Restate the entire listing word for word.

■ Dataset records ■
● ● ● ● ●
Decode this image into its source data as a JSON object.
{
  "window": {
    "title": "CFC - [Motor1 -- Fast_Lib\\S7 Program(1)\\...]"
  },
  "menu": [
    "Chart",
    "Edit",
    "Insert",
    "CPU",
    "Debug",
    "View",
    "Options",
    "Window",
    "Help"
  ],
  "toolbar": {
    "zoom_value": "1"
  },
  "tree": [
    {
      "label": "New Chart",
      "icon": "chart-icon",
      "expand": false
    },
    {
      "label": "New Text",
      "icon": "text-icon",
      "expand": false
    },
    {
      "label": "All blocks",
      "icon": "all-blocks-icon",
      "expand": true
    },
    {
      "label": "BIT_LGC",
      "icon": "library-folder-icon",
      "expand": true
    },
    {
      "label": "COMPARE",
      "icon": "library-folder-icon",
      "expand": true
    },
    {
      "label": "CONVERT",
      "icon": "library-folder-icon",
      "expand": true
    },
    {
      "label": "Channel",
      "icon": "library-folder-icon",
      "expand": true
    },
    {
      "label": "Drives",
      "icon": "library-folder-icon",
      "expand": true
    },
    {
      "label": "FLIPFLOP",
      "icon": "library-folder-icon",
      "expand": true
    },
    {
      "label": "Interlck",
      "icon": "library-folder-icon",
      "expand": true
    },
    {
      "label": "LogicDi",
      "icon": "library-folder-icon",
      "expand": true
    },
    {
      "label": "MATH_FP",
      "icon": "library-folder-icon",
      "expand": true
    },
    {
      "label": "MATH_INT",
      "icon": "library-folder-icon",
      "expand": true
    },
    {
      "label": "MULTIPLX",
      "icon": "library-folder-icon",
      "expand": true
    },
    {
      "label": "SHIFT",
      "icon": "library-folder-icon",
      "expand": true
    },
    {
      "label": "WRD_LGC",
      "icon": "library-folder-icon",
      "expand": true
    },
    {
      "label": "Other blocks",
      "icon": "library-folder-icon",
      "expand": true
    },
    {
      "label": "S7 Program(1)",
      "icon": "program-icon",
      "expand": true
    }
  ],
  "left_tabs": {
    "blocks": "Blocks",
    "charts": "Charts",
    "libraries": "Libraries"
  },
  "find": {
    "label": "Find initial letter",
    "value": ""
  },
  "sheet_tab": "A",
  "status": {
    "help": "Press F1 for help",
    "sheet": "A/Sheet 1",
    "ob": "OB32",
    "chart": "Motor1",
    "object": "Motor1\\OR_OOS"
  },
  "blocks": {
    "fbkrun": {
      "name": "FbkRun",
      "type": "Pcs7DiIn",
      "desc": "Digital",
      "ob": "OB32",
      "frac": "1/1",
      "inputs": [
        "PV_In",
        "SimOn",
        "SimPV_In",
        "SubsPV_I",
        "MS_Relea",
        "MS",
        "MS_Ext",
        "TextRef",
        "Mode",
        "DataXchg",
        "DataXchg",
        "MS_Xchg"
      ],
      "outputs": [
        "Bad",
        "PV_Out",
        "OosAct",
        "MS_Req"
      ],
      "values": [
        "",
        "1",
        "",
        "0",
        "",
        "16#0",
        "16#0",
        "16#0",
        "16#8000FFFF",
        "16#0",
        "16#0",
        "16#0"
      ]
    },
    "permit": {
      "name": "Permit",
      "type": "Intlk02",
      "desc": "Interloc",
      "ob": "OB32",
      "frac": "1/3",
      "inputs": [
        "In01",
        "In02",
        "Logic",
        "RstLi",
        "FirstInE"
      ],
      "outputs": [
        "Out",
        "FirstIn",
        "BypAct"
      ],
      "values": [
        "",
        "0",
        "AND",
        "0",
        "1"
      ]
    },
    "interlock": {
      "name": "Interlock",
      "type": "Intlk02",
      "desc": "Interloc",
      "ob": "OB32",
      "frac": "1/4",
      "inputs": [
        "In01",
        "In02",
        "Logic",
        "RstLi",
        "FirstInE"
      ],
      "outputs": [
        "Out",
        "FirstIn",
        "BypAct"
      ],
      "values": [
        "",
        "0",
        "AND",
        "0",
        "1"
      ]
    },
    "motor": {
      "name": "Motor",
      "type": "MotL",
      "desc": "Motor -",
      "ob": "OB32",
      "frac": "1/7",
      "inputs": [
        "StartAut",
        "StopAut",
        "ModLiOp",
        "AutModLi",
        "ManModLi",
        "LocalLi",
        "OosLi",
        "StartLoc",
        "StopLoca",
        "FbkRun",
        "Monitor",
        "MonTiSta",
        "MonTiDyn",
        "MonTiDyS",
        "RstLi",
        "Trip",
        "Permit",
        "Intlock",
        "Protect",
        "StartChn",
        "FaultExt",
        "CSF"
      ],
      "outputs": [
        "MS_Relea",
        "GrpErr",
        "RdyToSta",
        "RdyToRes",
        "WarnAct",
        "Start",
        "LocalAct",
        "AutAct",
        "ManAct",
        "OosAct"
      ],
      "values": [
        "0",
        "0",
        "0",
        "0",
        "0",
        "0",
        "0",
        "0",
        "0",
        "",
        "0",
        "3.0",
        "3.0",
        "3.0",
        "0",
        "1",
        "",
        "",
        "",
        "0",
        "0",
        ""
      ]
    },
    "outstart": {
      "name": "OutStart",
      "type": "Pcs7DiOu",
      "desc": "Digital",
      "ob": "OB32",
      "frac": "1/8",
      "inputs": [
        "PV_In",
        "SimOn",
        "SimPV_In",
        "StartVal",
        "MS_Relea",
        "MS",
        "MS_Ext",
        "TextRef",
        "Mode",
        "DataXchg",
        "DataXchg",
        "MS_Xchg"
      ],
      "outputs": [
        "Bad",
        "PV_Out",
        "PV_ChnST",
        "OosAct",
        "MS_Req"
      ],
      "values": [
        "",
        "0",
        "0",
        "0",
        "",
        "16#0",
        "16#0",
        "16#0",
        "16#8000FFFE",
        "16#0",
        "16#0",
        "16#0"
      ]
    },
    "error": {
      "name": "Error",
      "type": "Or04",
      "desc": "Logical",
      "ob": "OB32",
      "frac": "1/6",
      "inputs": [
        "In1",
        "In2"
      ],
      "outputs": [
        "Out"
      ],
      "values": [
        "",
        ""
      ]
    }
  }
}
● ● ● ● ●
■ Problem solution ■
Decode this image into its source data as a JSON object.
{
  "window": {
    "title": "CFC - [Motor1 -- Fast_Lib\\S7 Program(1)\\...]"
  },
  "menu": [
    "Chart",
    "Edit",
    "Insert",
    "CPU",
    "Debug",
    "View",
    "Options",
    "Window",
    "Help"
  ],
  "toolbar": {
    "zoom_value": "1"
  },
  "tree": [
    {
      "label": "New Chart",
      "icon": "chart-icon",
      "expand": false
    },
    {
      "label": "New Text",
      "icon": "text-icon",
      "expand": false
    },
    {
      "label": "All blocks",
      "icon": "all-blocks-icon",
      "expand": true
    },
    {
      "label": "BIT_LGC",
      "icon": "library-folder-icon",
      "expand": true
    },
    {
      "label": "COMPARE",
      "icon": "library-folder-icon",
      "expand": true
    },
    {
      "label": "CONVERT",
      "icon": "library-folder-icon",
      "expand": true
    },
    {
      "label": "Channel",
      "icon": "library-folder-icon",
      "expand": true
    },
    {
      "label": "Drives",
      "icon": "library-folder-icon",
      "expand": true
    },
    {
      "label": "FLIPFLOP",
      "icon": "library-folder-icon",
      "expand": true
    },
    {
      "label": "Interlck",
      "icon": "library-folder-icon",
      "expand": true
    },
    {
      "label": "LogicDi",
      "icon": "library-folder-icon",
      "expand": true
    },
    {
      "label": "MATH_FP",
      "icon": "library-folder-icon",
      "expand": true
    },
    {
      "label": "MATH_INT",
      "icon": "library-folder-icon",
      "expand": true
    },
    {
      "label": "MULTIPLX",
      "icon": "library-folder-icon",
      "expand": true
    },
    {
      "label": "SHIFT",
      "icon": "library-folder-icon",
      "expand": true
    },
    {
      "label": "WRD_LGC",
      "icon": "library-folder-icon",
      "expand": true
    },
    {
      "label": "Other blocks",
      "icon": "library-folder-icon",
      "expand": true
    },
    {
      "label": "S7 Program(1)",
      "icon": "program-icon",
      "expand": true
    }
  ],
  "left_tabs": {
    "blocks": "Blocks",
    "charts": "Charts",
    "libraries": "Libraries"
  },
  "find": {
    "label": "Find initial letter",
    "value": ""
  },
  "sheet_tab": "A",
  "status": {
    "help": "Press F1 for help",
    "sheet": "A/Sheet 1",
    "ob": "OB32",
    "chart": "Motor1",
    "object": "Motor1\\OR_OOS"
  },
  "blocks": {
    "fbkrun": {
      "name": "FbkRun",
      "type": "Pcs7DiIn",
      "desc": "Digital",
      "ob": "OB32",
      "frac": "1/1",
      "inputs": [
        "PV_In",
        "SimOn",
        "SimPV_In",
        "SubsPV_I",
        "MS_Relea",
        "MS",
        "MS_Ext",
        "TextRef",
        "Mode",
        "DataXchg",
        "DataXchg",
        "MS_Xchg"
      ],
      "outputs": [
        "Bad",
        "PV_Out",
        "OosAct",
        "MS_Req"
      ],
      "values": [
        "",
        "1",
        "",
        "0",
        "",
        "16#0",
        "16#0",
        "16#0",
        "16#8000FFFF",
        "16#0",
        "16#0",
        "16#0"
      ]
    },
    "permit": {
      "name": "Permit",
      "type": "Intlk02",
      "desc": "Interloc",
      "ob": "OB32",
      "frac": "1/3",
      "inputs": [
        "In01",
        "In02",
        "Logic",
        "RstLi",
        "FirstInE"
      ],
      "outputs": [
        "Out",
        "FirstIn",
        "BypAct"
      ],
      "values": [
        "",
        "0",
        "AND",
        "0",
        "1"
      ]
    },
    "interlock": {
      "name": "Interlock",
      "type": "Intlk02",
      "desc": "Interloc",
      "ob": "OB32",
      "frac": "1/4",
      "inputs": [
        "In01",
        "In02",
        "Logic",
        "RstLi",
        "FirstInE"
      ],
      "outputs": [
        "Out",
        "FirstIn",
        "BypAct"
      ],
      "values": [
        "",
        "0",
        "AND",
        "0",
        "1"
      ]
    },
    "motor": {
      "name": "Motor",
      "type": "MotL",
      "desc": "Motor -",
      "ob": "OB32",
      "frac": "1/7",
      "inputs": [
        "StartAut",
        "StopAut",
        "ModLiOp",
        "AutModLi",
        "ManModLi",
        "LocalLi",
        "OosLi",
        "StartLoc",
        "StopLoca",
        "FbkRun",
        "Monitor",
        "MonTiSta",
        "MonTiDyn",
        "MonTiDyS",
        "RstLi",
        "Trip",
        "Permit",
        "Intlock",
        "Protect",
        "StartChn",
        "FaultExt",
        "CSF"
      ],
      "outputs": [
        "MS_Relea",
        "GrpErr",
        "RdyToSta",
        "RdyToRes",
        "WarnAct",
        "Start",
        "LocalAct",
        "AutAct",
        "ManAct",
        "OosAct"
      ],
      "values": [
        "0",
        "0",
        "0",
        "0",
        "0",
        "0",
        "0",
        "0",
        "0",
        "",
        "0",
        "3.0",
        "3.0",
        "3.0",
        "0",
        "1",
        "",
        "",
        "",
        "0",
        "0",
        ""
      ]
    },
    "outstart": {
      "name": "OutStart",
      "type": "Pcs7DiOu",
      "desc": "Digital",
      "ob": "OB32",
      "frac": "1/8",
      "inputs": [
        "PV_In",
        "SimOn",
        "SimPV_In",
        "StartVal",
        "MS_Relea",
        "MS",
        "MS_Ext",
        "TextRef",
        "Mode",
        "DataXchg",
        "DataXchg",
        "MS_Xchg"
      ],
      "outputs": [
        "Bad",
        "PV_Out",
        "PV_ChnST",
        "OosAct",
        "MS_Req"
      ],
      "values": [
        "",
        "0",
        "0",
        "0",
        "",
        "16#0",
        "16#0",
        "16#0",
        "16#8000FFFE",
        "16#0",
        "16#0",
        "16#0"
      ]
    },
    "error": {
      "name": "Error",
      "type": "Or04",
      "desc": "Logical",
      "ob": "OB32",
      "frac": "1/6",
      "inputs": [
        "In1",
        "In2"
      ],
      "outputs": [
        "Out"
      ],
      "values": [
        "",
        ""
      ]
    }
  }
}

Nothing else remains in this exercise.